[Begin Document section]

VeloDB Cloud
Management Guide
Disaster Recovery on Multi Avaliable Zone

Disaster Recovery on Multi Avaliable Zone

What is multi avaliable zone disaster recovery?

When the avaliable zone of cloud platform cannot be restored in a short time due to force majeure (such as fire in the computer room, power outage) or equipment failure (software or hardware damage), VeloDB warehouses and clusters support the multi avaliable zone disaster recovery capabilities of the business, and perform disaster recovery backup for the entire application to cope with single avaliable zone failures, meeting the RTO and RPO core indicators of the business.

Supported cloud platforms and regions

Deployment ModeCloud PlatformRegion
SaaSAWSSingapore, US East (N.Virginia)

Architecture description

VeloDB Cloud as a whole mainly consists of three parts: metadata service layer, computing cluster layer, and object storage layer.

  1. High availability of metadata service layer

    The current metadata service layer mainly consists of MetaService and FE. Both MetaService and FE support multi-node high availability. By deploying MetaService and FE to three availability zones, we can achieve uninterrupted service in the event of failure in any availability zone.

  2. High availability of computing service

    We provide a multi-computing cluster implementation based on shared object storage, and each computing cluster can read and write independently. Therefore, we recommend the following method to ensure high availability of the computing layer.

  • If a certain availability zone is unavailable, tolerate service recovery within 1 hour: you can deploy a computing cluster in 1 availability zone, and then when this availability zone is unavailable, you can quickly complete the recovery of the computing cluster in another availability zone within 1 hour. This depends on the size of the cluster hot cache data. If the hot data cache is small, it can be done in 10-30 minutes.

[End Document section]
[Begin Entries supplied]

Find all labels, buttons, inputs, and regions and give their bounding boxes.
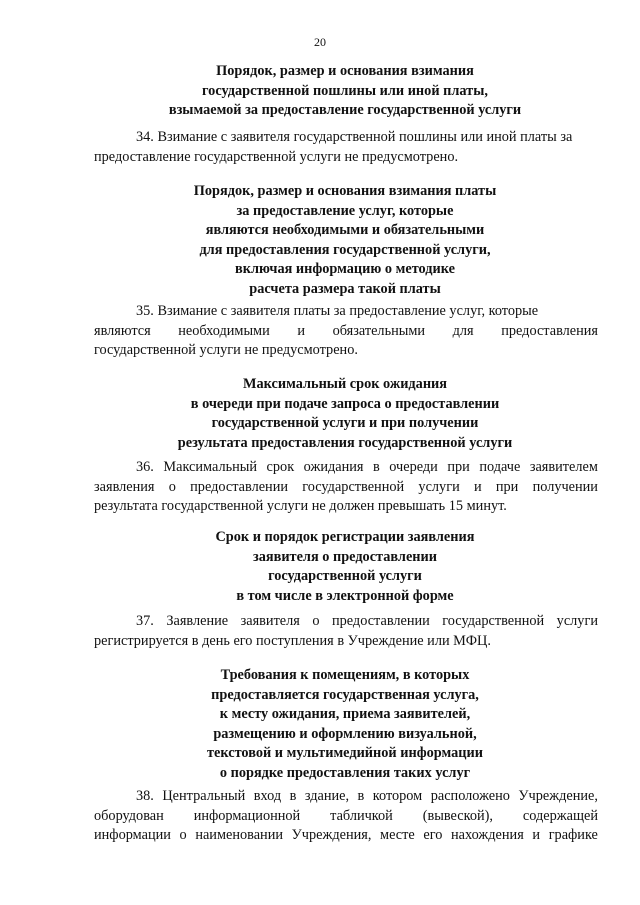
paragraph-line: результата государственной услуги не должен превышать 15 минут. xyxy=(94,498,507,514)
heading-line: размещению и оформлению визуальной, xyxy=(213,725,477,742)
word: Центральный xyxy=(162,788,246,804)
word: в xyxy=(373,459,380,475)
heading-line: являются необходимыми и обязательными xyxy=(205,222,485,238)
word: информации xyxy=(94,827,171,843)
word: предоставлении xyxy=(331,613,430,629)
paragraph-line-justified xyxy=(94,826,598,846)
page-number: 20 xyxy=(314,35,326,49)
word: (вывеской), xyxy=(422,807,493,824)
word: очереди xyxy=(389,459,438,475)
heading-line: результата предоставления государственной услуги xyxy=(177,434,513,451)
word: о xyxy=(312,613,320,629)
word: табличкой xyxy=(330,807,393,824)
word: обязательными xyxy=(332,322,426,339)
word: 36. xyxy=(136,459,154,475)
paragraph-line-justified xyxy=(94,787,598,807)
word: его xyxy=(423,827,443,843)
heading-line: в очереди при подаче запроса о предоставлении xyxy=(190,395,500,412)
word: государственной xyxy=(302,478,405,495)
word: при xyxy=(495,478,519,495)
word: 37. xyxy=(136,613,154,629)
word: графике xyxy=(548,827,598,843)
heading-registration xyxy=(60,528,630,606)
word: расположено xyxy=(430,788,510,804)
heading-waiting-time xyxy=(60,375,630,453)
heading-line: Срок и порядок регистрации заявления xyxy=(215,529,475,545)
heading-line: о порядке предоставления таких услуг xyxy=(219,764,471,781)
word: о xyxy=(168,478,176,495)
heading-line: государственной услуги xyxy=(268,568,422,584)
word: Максимальный xyxy=(163,459,258,475)
word: оборудован xyxy=(94,807,164,824)
word: вход xyxy=(253,788,282,804)
word: заявителем xyxy=(529,459,598,475)
word: предоставлении xyxy=(190,478,289,495)
word: нахождения xyxy=(451,827,524,843)
word: котором xyxy=(372,788,423,804)
word: являются xyxy=(94,322,151,339)
word: содержащей xyxy=(522,807,598,824)
word: подаче xyxy=(479,459,521,475)
heading-line: расчета размера такой платы xyxy=(249,280,441,297)
word: 38. xyxy=(136,788,154,804)
paragraph-38 xyxy=(94,787,598,846)
paragraph-line: 35. Взимание с заявителя платы за предоставление услуг, которые xyxy=(136,303,539,319)
word: и xyxy=(532,827,541,843)
heading-line: для предоставления государственной услуги, xyxy=(199,241,491,258)
word: о xyxy=(179,827,187,843)
word: и xyxy=(297,322,305,339)
heading-line: за предоставление услуг, которые xyxy=(236,202,454,219)
word: государственной xyxy=(442,613,545,629)
word: информационной xyxy=(193,807,301,824)
heading-line: предоставляется государственная услуга, xyxy=(211,686,479,703)
heading-line: включая информацию о методике xyxy=(235,261,455,277)
paragraph-line: регистрируется в день его поступления в Учреждение или МФЦ. xyxy=(94,632,491,649)
word: срок xyxy=(266,459,295,475)
word: в xyxy=(289,788,297,804)
word: месте xyxy=(380,827,415,843)
paragraph-line-justified xyxy=(94,322,598,342)
paragraph-line: предоставление государственной услуги не предусмотрено. xyxy=(94,148,459,165)
paragraph-37 xyxy=(94,612,598,651)
heading-service-fee xyxy=(60,182,630,299)
word: и xyxy=(473,478,482,495)
word: Учреждение, xyxy=(518,788,598,804)
paragraph-34 xyxy=(94,128,598,167)
paragraph-line-justified xyxy=(94,807,598,827)
paragraph-36 xyxy=(94,458,598,517)
paragraph-line-justified xyxy=(94,458,598,478)
word: наименовании xyxy=(195,827,284,843)
word: в xyxy=(357,788,365,804)
paragraph-line: 34. Взимание с заявителя государственной пошлины или иной платы за xyxy=(136,129,573,145)
heading-line: Максимальный срок ожидания xyxy=(242,376,448,392)
word: услуги xyxy=(418,478,460,495)
word: необходимыми xyxy=(178,322,270,339)
word: для xyxy=(452,322,474,339)
word: ожидания xyxy=(303,459,364,475)
heading-line: к месту ожидания, приема заявителей, xyxy=(219,706,471,722)
heading-line: Порядок, размер и основания взимания xyxy=(216,63,474,79)
heading-premises xyxy=(60,666,630,783)
word: Учреждения, xyxy=(291,827,372,843)
paragraph-35 xyxy=(94,302,598,361)
heading-line: государственной услуги и при получении xyxy=(211,415,479,431)
paragraph-line-justified xyxy=(94,478,598,498)
word: при xyxy=(447,459,470,475)
heading-line: государственной пошлины или иной платы, xyxy=(202,82,488,99)
word: заявления xyxy=(94,478,155,495)
heading-line: текстовой и мультимедийной информации xyxy=(207,745,483,761)
word: получении xyxy=(532,478,598,495)
word: предоставления xyxy=(501,322,598,339)
word: Заявление xyxy=(166,613,229,629)
word: услуги xyxy=(556,613,598,629)
heading-line: Порядок, размер и основания взимания платы xyxy=(193,183,497,199)
paragraph-line-justified xyxy=(94,612,598,632)
heading-line: взымаемой за предоставление государственной услуги xyxy=(168,102,522,118)
heading-line: в том числе в электронной форме xyxy=(236,587,454,604)
word: заявителя xyxy=(240,613,300,629)
heading-state-duty xyxy=(60,62,630,121)
paragraph-line: государственной услуги не предусмотрено. xyxy=(94,342,358,358)
heading-line: заявителя о предоставлении xyxy=(252,548,438,565)
heading-line: Требования к помещениям, в которых xyxy=(220,667,470,683)
word: здание, xyxy=(304,788,350,804)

[End Entries supplied]

* What is required
Can you write out the whole VeloDB Cloud multi-zone disaster recovery page again, word for word? The listing comes from a separate source.

* Reply to the task
VeloDB Cloud
Management Guide
Disaster Recovery on Multi Avaliable Zone

Disaster Recovery on Multi Avaliable Zone

What is multi avaliable zone disaster recovery?

When the avaliable zone of cloud platform cannot be restored in a short time due to force majeure (such as fire in the computer room, power outage) or equipment failure (software or hardware damage), VeloDB warehouses and clusters support the multi avaliable zone disaster recovery capabilities of the business, and perform disaster recovery backup for the entire application to cope with single avaliable zone failures, meeting the RTO and RPO core indicators of the business.

Supported cloud platforms and regions

Deployment ModeCloud PlatformRegion
SaaSAWSSingapore, US East (N.Virginia)

Architecture description

VeloDB Cloud as a whole mainly consists of three parts: metadata service layer, computing cluster layer, and object storage layer.

  1. High availability of metadata service layer

    The current metadata service layer mainly consists of MetaService and FE. Both MetaService and FE support multi-node high availability. By deploying MetaService and FE to three availability zones, we can achieve uninterrupted service in the event of failure in any availability zone.

  2. High availability of computing service

    We provide a multi-computing cluster implementation based on shared object storage, and each computing cluster can read and write independently. Therefore, we recommend the following method to ensure high availability of the computing layer.

  • If a certain availability zone is unavailable, tolerate service recovery within 1 hour: you can deploy a computing cluster in 1 availability zone, and then when this availability zone is unavailable, you can quickly complete the recovery of the computing cluster in another availability zone within 1 hour. This depends on the size of the cluster hot cache data. If the hot data cache is small, it can be done in 10-30 minutes.